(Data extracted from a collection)

——

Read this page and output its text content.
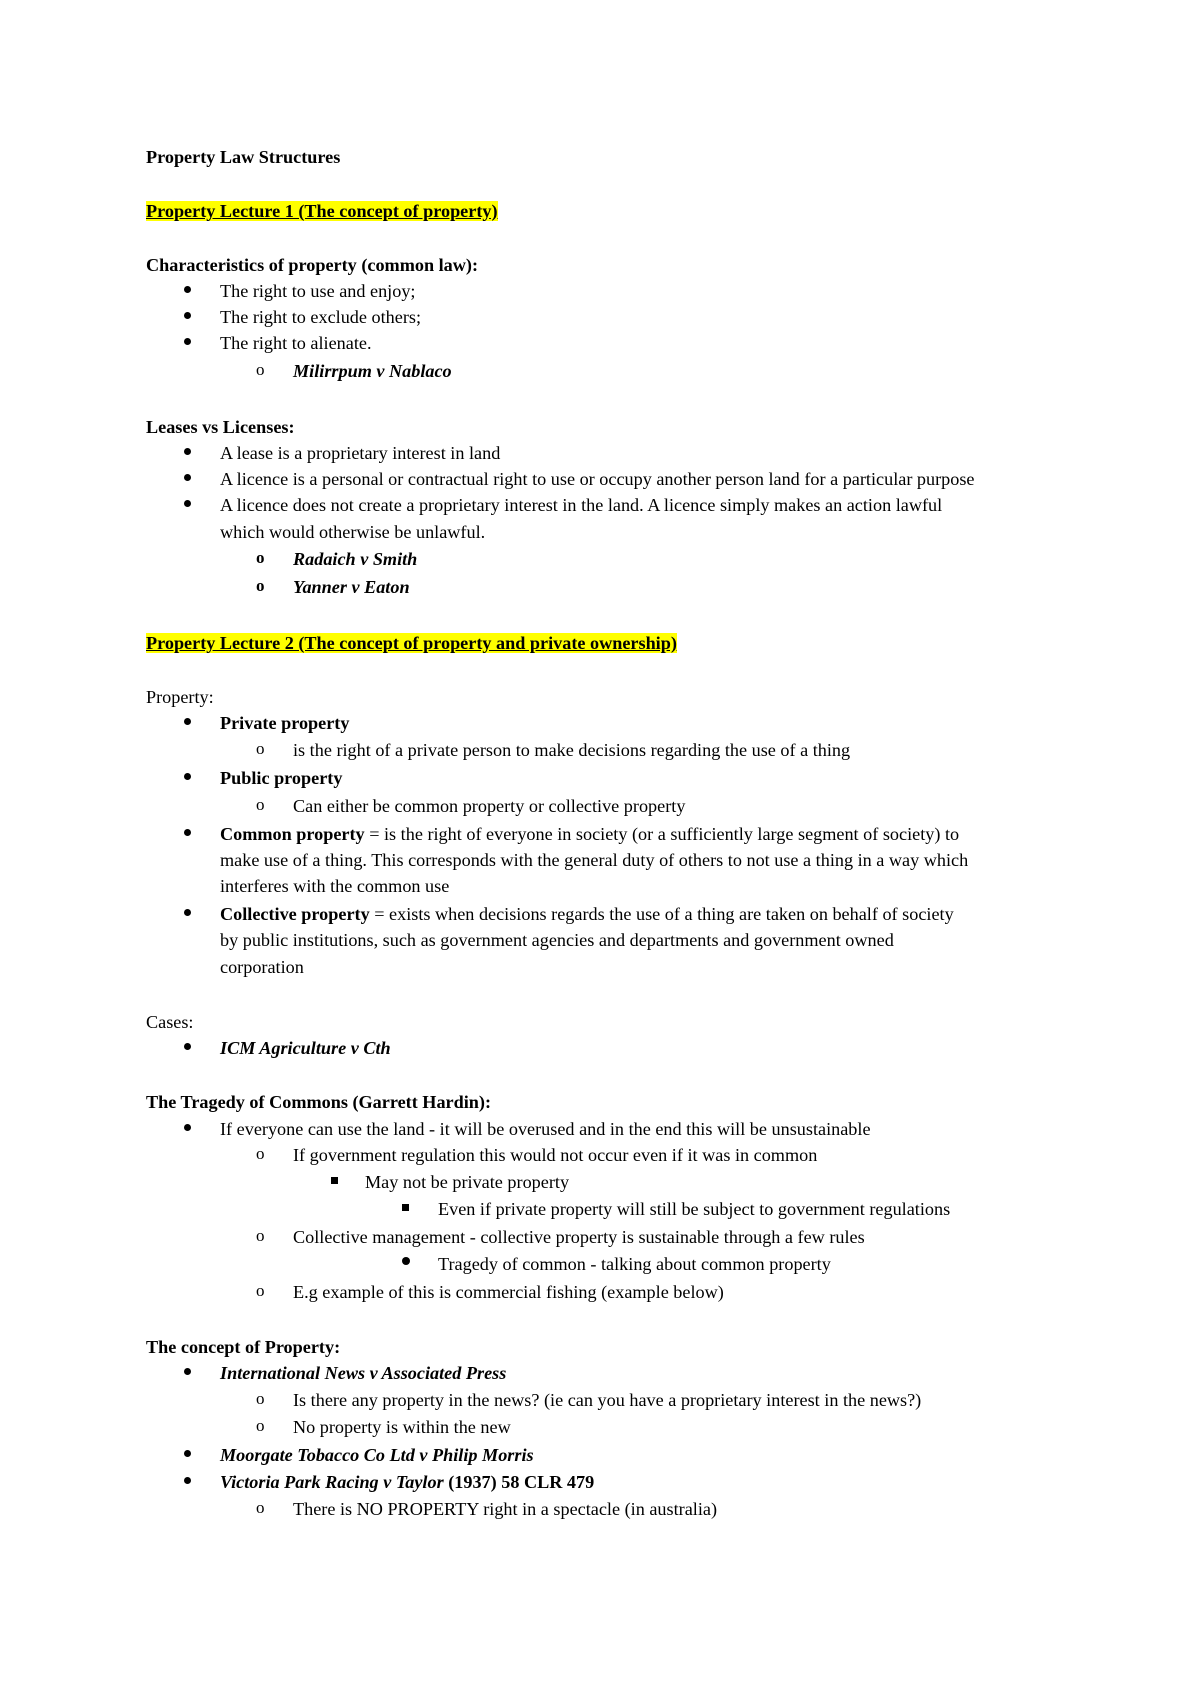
Property Law Structures
Property Lecture 1 (The concept of property)
Characteristics of property (common law):
The right to use and enjoy;
The right to exclude others;
The right to alienate.
o Milirrpum v Nablaco
Leases vs Licenses:
A lease is a proprietary interest in land
A licence is a personal or contractual right to use or occupy another person land for a particular purpose
A licence does not create a proprietary interest in the land. A licence simply makes an action lawful
which would otherwise be unlawful.
o Radaich v Smith
o Yanner v Eaton
Property Lecture 2 (The concept of property and private ownership)
Property:
Private property
o is the right of a private person to make decisions regarding the use of a thing
Public property
o Can either be common property or collective property
Common property = is the right of everyone in society (or a sufficiently large segment of society) to
make use of a thing. This corresponds with the general duty of others to not use a thing in a way which
interferes with the common use
Collective property = exists when decisions regards the use of a thing are taken on behalf of society
by public institutions, such as government agencies and departments and government owned
corporation
Cases:
ICM Agriculture v Cth
The Tragedy of Commons (Garrett Hardin):
If everyone can use the land - it will be overused and in the end this will be unsustainable
o If government regulation this would not occur even if it was in common
May not be private property
Even if private property will still be subject to government regulations
o Collective management - collective property is sustainable through a few rules
Tragedy of common - talking about common property
o E.g example of this is commercial fishing (example below)
The concept of Property:
International News v Associated Press
o Is there any property in the news? (ie can you have a proprietary interest in the news?)
o No property is within the new
Moorgate Tobacco Co Ltd v Philip Morris
Victoria Park Racing v Taylor (1937) 58 CLR 479
o There is NO PROPERTY right in a spectacle (in australia)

——

WRITTEN PROBLEM —
Show each line in the entries that holds the string "person".

SOLUTION FOR THIS PROBLEM —
A licence is a personal or contractual right to use or occupy another person land for a particular purpose
o is the right of a private person to make decisions regarding the use of a thing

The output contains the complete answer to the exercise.